◆ TASK OBJECTIVE
Every line holding the string "服务项目的介绍资料" should be gathered.
= = = = = = =
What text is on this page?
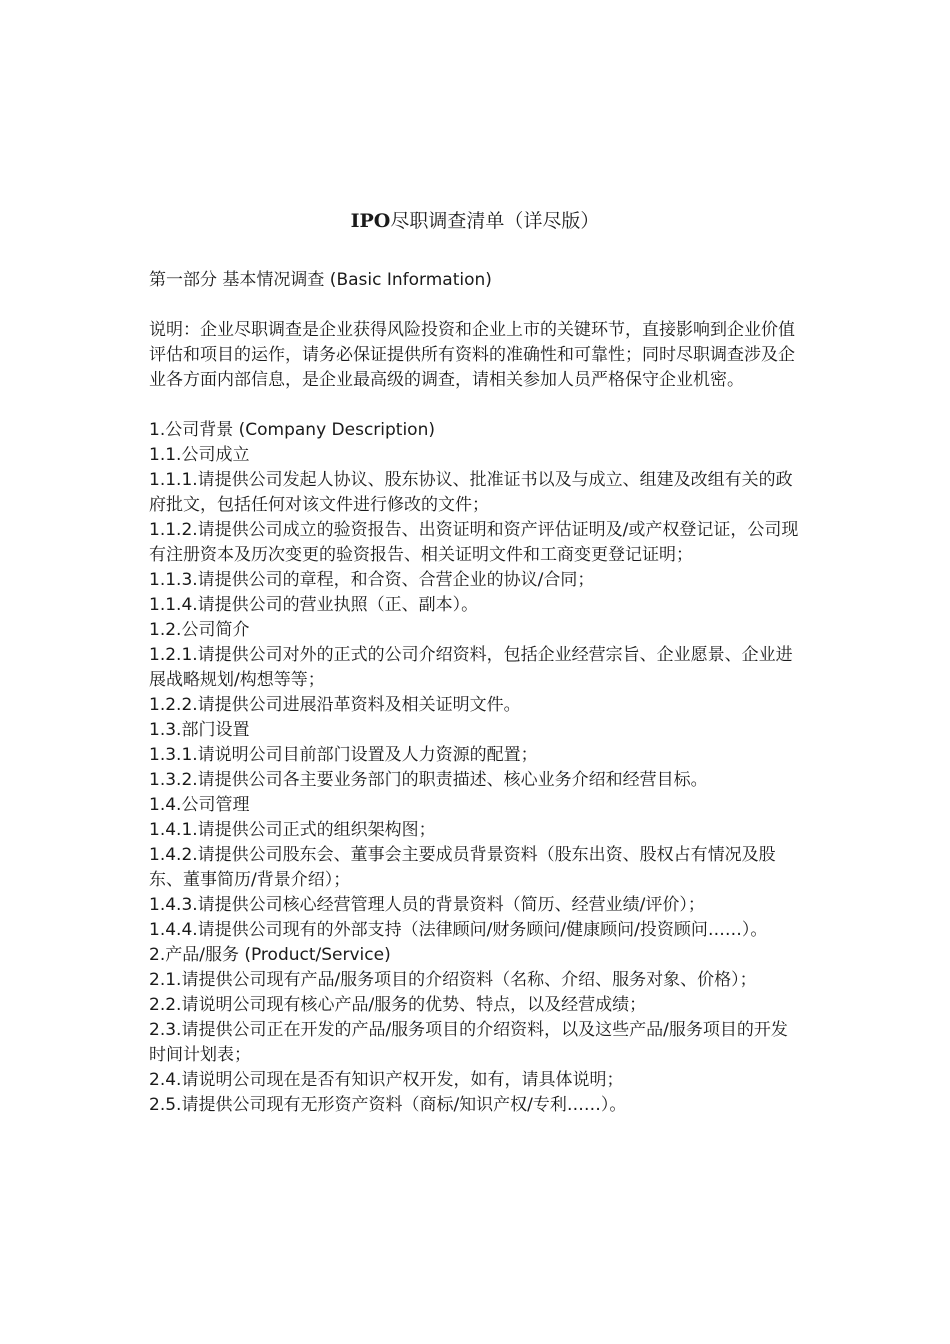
IPO尽职调查清单（详尽版）

第一部分 基本情况调查 (Basic Information)

说明：企业尽职调查是企业获得风险投资和企业上市的关键环节，直接影响到企业价值评估和项目的运作，请务必保证提供所有资料的准确性和可靠性；同时尽职调查涉及企业各方面内部信息，是企业最高级的调查，请相关参加人员严格保守企业机密。

1.公司背景 (Company Description)

1.1.公司成立

1.1.1.请提供公司发起人协议、股东协议、批准证书以及与成立、组建及改组有关的政府批文，包括任何对该文件进行修改的文件；

1.1.2.请提供公司成立的验资报告、出资证明和资产评估证明及/或产权登记证，公司现有注册资本及历次变更的验资报告、相关证明文件和工商变更登记证明；

1.1.3.请提供公司的章程，和合资、合营企业的协议/合同；

1.1.4.请提供公司的营业执照（正、副本）。

1.2.公司简介

1.2.1.请提供公司对外的正式的公司介绍资料，包括企业经营宗旨、企业愿景、企业进展战略规划/构想等等；

1.2.2.请提供公司进展沿革资料及相关证明文件。

1.3.部门设置

1.3.1.请说明公司目前部门设置及人力资源的配置；

1.3.2.请提供公司各主要业务部门的职责描述、核心业务介绍和经营目标。

1.4.公司管理

1.4.1.请提供公司正式的组织架构图；

1.4.2.请提供公司股东会、董事会主要成员背景资料（股东出资、股权占有情况及股东、董事简历/背景介绍）；

1.4.3.请提供公司核心经营管理人员的背景资料（简历、经营业绩/评价）；

1.4.4.请提供公司现有的外部支持（法律顾问/财务顾问/健康顾问/投资顾问……）。

2.产品/服务 (Product/Service)

2.1.请提供公司现有产品/服务项目的介绍资料（名称、介绍、服务对象、价格）；

2.2.请说明公司现有核心产品/服务的优势、特点，以及经营成绩；

2.3.请提供公司正在开发的产品/服务项目的介绍资料，以及这些产品/服务项目的开发时间计划表；

2.4.请说明公司现在是否有知识产权开发，如有，请具体说明；

2.5.请提供公司现有无形资产资料（商标/知识产权/专利……）。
= = = = = = =
◆ SOLUTION TO THE PROBLEM
2.1.请提供公司现有产品/服务项目的介绍资料（名称、介绍、服务对象、价格）；
2.3.请提供公司正在开发的产品/服务项目的介绍资料，以及这些产品/服务项目的开发时间计划表；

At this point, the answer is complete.